#### [Recorded information]
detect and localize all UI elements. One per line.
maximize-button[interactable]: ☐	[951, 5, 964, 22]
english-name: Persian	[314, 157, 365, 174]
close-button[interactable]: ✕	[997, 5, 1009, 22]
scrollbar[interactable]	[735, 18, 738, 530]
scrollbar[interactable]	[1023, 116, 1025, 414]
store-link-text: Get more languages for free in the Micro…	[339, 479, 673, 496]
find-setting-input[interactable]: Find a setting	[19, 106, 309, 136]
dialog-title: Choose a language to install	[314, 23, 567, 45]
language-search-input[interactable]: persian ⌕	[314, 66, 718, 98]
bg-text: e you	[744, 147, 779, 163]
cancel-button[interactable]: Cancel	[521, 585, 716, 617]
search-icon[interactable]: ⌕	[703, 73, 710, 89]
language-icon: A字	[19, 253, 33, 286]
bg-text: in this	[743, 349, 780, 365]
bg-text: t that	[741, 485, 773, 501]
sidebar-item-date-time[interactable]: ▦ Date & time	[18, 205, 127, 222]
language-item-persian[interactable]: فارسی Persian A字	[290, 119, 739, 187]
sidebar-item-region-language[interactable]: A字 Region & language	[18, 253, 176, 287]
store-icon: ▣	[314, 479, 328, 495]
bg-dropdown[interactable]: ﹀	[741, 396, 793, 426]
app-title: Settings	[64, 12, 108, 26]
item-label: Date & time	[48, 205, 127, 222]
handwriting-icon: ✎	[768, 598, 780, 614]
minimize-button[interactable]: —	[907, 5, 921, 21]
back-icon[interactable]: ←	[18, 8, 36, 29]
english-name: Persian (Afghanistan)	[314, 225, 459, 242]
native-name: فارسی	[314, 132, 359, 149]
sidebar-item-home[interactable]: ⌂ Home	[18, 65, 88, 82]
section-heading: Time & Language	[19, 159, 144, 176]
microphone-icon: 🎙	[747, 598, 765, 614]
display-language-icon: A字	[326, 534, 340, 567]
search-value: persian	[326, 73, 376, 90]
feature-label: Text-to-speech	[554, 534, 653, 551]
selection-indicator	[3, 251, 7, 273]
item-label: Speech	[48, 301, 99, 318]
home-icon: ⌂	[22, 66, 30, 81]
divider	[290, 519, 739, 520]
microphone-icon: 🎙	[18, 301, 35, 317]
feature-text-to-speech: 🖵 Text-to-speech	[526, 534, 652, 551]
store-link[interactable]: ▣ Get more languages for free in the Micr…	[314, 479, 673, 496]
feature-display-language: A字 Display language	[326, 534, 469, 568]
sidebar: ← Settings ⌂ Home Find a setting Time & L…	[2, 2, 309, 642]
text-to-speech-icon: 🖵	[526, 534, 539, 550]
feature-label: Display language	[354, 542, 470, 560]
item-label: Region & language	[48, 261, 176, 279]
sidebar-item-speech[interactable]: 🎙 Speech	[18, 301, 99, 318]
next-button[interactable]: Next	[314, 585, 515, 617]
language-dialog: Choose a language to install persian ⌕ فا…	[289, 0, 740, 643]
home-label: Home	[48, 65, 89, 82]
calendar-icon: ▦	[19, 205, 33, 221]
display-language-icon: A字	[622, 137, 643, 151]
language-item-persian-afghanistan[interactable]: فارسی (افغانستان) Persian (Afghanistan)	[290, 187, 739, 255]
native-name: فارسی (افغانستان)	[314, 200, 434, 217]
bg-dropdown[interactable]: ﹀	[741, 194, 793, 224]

#### [Task description]
Rewrite the listing above with "Settings" changed to "Control Panel" wherever it appears, leaving every other line and character as it is.

#### [Exercise solution]
detect and localize all UI elements. One per line.
maximize-button[interactable]: ☐	[951, 5, 964, 22]
english-name: Persian	[314, 157, 365, 174]
close-button[interactable]: ✕	[997, 5, 1009, 22]
scrollbar[interactable]	[735, 18, 738, 530]
scrollbar[interactable]	[1023, 116, 1025, 414]
store-link-text: Get more languages for free in the Micro…	[339, 479, 673, 496]
find-setting-input[interactable]: Find a setting	[19, 106, 309, 136]
dialog-title: Choose a language to install	[314, 23, 567, 45]
language-search-input[interactable]: persian ⌕	[314, 66, 718, 98]
bg-text: e you	[744, 147, 779, 163]
cancel-button[interactable]: Cancel	[521, 585, 716, 617]
search-icon[interactable]: ⌕	[703, 73, 710, 89]
language-icon: A字	[19, 253, 33, 286]
bg-text: in this	[743, 349, 780, 365]
bg-text: t that	[741, 485, 773, 501]
sidebar-item-date-time[interactable]: ▦ Date & time	[18, 205, 127, 222]
language-item-persian[interactable]: فارسی Persian A字	[290, 119, 739, 187]
sidebar-item-region-language[interactable]: A字 Region & language	[18, 253, 176, 287]
store-icon: ▣	[314, 479, 328, 495]
bg-dropdown[interactable]: ﹀	[741, 396, 793, 426]
app-title: Control Panel	[64, 12, 108, 26]
item-label: Date & time	[48, 205, 127, 222]
handwriting-icon: ✎	[768, 598, 780, 614]
minimize-button[interactable]: —	[907, 5, 921, 21]
back-icon[interactable]: ←	[18, 8, 36, 29]
english-name: Persian (Afghanistan)	[314, 225, 459, 242]
native-name: فارسی	[314, 132, 359, 149]
sidebar-item-home[interactable]: ⌂ Home	[18, 65, 88, 82]
section-heading: Time & Language	[19, 159, 144, 176]
microphone-icon: 🎙	[747, 598, 765, 614]
display-language-icon: A字	[326, 534, 340, 567]
search-value: persian	[326, 73, 376, 90]
feature-label: Text-to-speech	[554, 534, 653, 551]
selection-indicator	[3, 251, 7, 273]
item-label: Speech	[48, 301, 99, 318]
home-icon: ⌂	[22, 66, 30, 81]
divider	[290, 519, 739, 520]
microphone-icon: 🎙	[18, 301, 35, 317]
feature-text-to-speech: 🖵 Text-to-speech	[526, 534, 652, 551]
store-link[interactable]: ▣ Get more languages for free in the Micr…	[314, 479, 673, 496]
feature-display-language: A字 Display language	[326, 534, 469, 568]
sidebar: ← Control Panel ⌂ Home Find a setting Time & L…	[2, 2, 309, 642]
text-to-speech-icon: 🖵	[526, 534, 539, 550]
feature-label: Display language	[354, 542, 470, 560]
item-label: Region & language	[48, 261, 176, 279]
sidebar-item-speech[interactable]: 🎙 Speech	[18, 301, 99, 318]
next-button[interactable]: Next	[314, 585, 515, 617]
language-dialog: Choose a language to install persian ⌕ فا…	[289, 0, 740, 643]
home-label: Home	[48, 65, 89, 82]
calendar-icon: ▦	[19, 205, 33, 221]
display-language-icon: A字	[622, 137, 643, 151]
language-item-persian-afghanistan[interactable]: فارسی (افغانستان) Persian (Afghanistan)	[290, 187, 739, 255]
native-name: فارسی (افغانستان)	[314, 200, 434, 217]
bg-dropdown[interactable]: ﹀	[741, 194, 793, 224]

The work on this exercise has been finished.